»»

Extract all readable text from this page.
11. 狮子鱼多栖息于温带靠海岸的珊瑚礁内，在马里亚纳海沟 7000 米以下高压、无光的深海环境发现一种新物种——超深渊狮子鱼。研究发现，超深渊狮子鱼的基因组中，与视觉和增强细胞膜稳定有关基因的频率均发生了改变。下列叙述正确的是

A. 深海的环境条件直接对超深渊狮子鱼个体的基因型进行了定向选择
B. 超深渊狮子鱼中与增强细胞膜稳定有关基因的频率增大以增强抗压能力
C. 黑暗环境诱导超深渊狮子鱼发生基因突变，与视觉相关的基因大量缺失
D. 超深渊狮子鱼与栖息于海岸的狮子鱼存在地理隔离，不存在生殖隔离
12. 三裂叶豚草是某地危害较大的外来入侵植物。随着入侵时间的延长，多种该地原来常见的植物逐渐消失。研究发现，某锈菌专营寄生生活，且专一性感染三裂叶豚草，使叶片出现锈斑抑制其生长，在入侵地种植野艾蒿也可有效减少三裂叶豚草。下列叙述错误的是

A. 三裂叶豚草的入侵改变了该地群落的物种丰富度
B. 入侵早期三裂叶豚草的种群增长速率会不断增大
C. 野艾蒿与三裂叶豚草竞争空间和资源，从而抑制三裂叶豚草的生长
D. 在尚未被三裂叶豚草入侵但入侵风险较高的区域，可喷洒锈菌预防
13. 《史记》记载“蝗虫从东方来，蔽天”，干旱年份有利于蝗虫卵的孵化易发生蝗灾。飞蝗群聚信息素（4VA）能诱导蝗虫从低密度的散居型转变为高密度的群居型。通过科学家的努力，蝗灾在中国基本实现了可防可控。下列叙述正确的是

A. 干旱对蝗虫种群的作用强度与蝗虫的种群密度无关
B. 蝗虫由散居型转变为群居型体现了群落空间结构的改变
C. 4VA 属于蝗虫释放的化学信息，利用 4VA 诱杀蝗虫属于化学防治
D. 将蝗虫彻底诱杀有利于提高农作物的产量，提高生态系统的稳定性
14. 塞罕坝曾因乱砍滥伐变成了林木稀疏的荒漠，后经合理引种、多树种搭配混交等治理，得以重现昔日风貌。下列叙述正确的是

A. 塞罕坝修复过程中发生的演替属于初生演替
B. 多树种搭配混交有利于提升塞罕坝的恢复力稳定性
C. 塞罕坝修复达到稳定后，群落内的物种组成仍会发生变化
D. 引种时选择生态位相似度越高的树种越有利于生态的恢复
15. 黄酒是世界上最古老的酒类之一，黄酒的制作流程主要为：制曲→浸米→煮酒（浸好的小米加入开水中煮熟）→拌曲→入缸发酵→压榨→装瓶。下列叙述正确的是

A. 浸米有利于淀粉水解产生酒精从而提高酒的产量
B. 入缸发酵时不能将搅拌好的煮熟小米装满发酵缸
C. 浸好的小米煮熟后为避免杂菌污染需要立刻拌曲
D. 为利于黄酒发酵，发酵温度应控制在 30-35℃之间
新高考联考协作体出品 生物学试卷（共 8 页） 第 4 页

««

• **SET TASK**
Retype all the records, matching them exactly.

• **TASK OUTPUT**
Extract all readable text from this page.
11. 狮子鱼多栖息于温带靠海岸的珊瑚礁内，在马里亚纳海沟 7000 米以下高压、无光的深海环境发现一种新物种——超深渊狮子鱼。研究发现，超深渊狮子鱼的基因组中，与视觉和增强细胞膜稳定有关基因的频率均发生了改变。下列叙述正确的是

A. 深海的环境条件直接对超深渊狮子鱼个体的基因型进行了定向选择
B. 超深渊狮子鱼中与增强细胞膜稳定有关基因的频率增大以增强抗压能力
C. 黑暗环境诱导超深渊狮子鱼发生基因突变，与视觉相关的基因大量缺失
D. 超深渊狮子鱼与栖息于海岸的狮子鱼存在地理隔离，不存在生殖隔离
12. 三裂叶豚草是某地危害较大的外来入侵植物。随着入侵时间的延长，多种该地原来常见的植物逐渐消失。研究发现，某锈菌专营寄生生活，且专一性感染三裂叶豚草，使叶片出现锈斑抑制其生长，在入侵地种植野艾蒿也可有效减少三裂叶豚草。下列叙述错误的是

A. 三裂叶豚草的入侵改变了该地群落的物种丰富度
B. 入侵早期三裂叶豚草的种群增长速率会不断增大
C. 野艾蒿与三裂叶豚草竞争空间和资源，从而抑制三裂叶豚草的生长
D. 在尚未被三裂叶豚草入侵但入侵风险较高的区域，可喷洒锈菌预防
13. 《史记》记载“蝗虫从东方来，蔽天”，干旱年份有利于蝗虫卵的孵化易发生蝗灾。飞蝗群聚信息素（4VA）能诱导蝗虫从低密度的散居型转变为高密度的群居型。通过科学家的努力，蝗灾在中国基本实现了可防可控。下列叙述正确的是

A. 干旱对蝗虫种群的作用强度与蝗虫的种群密度无关
B. 蝗虫由散居型转变为群居型体现了群落空间结构的改变
C. 4VA 属于蝗虫释放的化学信息，利用 4VA 诱杀蝗虫属于化学防治
D. 将蝗虫彻底诱杀有利于提高农作物的产量，提高生态系统的稳定性
14. 塞罕坝曾因乱砍滥伐变成了林木稀疏的荒漠，后经合理引种、多树种搭配混交等治理，得以重现昔日风貌。下列叙述正确的是

A. 塞罕坝修复过程中发生的演替属于初生演替
B. 多树种搭配混交有利于提升塞罕坝的恢复力稳定性
C. 塞罕坝修复达到稳定后，群落内的物种组成仍会发生变化
D. 引种时选择生态位相似度越高的树种越有利于生态的恢复
15. 黄酒是世界上最古老的酒类之一，黄酒的制作流程主要为：制曲→浸米→煮酒（浸好的小米加入开水中煮熟）→拌曲→入缸发酵→压榨→装瓶。下列叙述正确的是

A. 浸米有利于淀粉水解产生酒精从而提高酒的产量
B. 入缸发酵时不能将搅拌好的煮熟小米装满发酵缸
C. 浸好的小米煮熟后为避免杂菌污染需要立刻拌曲
D. 为利于黄酒发酵，发酵温度应控制在 30-35℃之间
新高考联考协作体出品 生物学试卷（共 8 页） 第 4 页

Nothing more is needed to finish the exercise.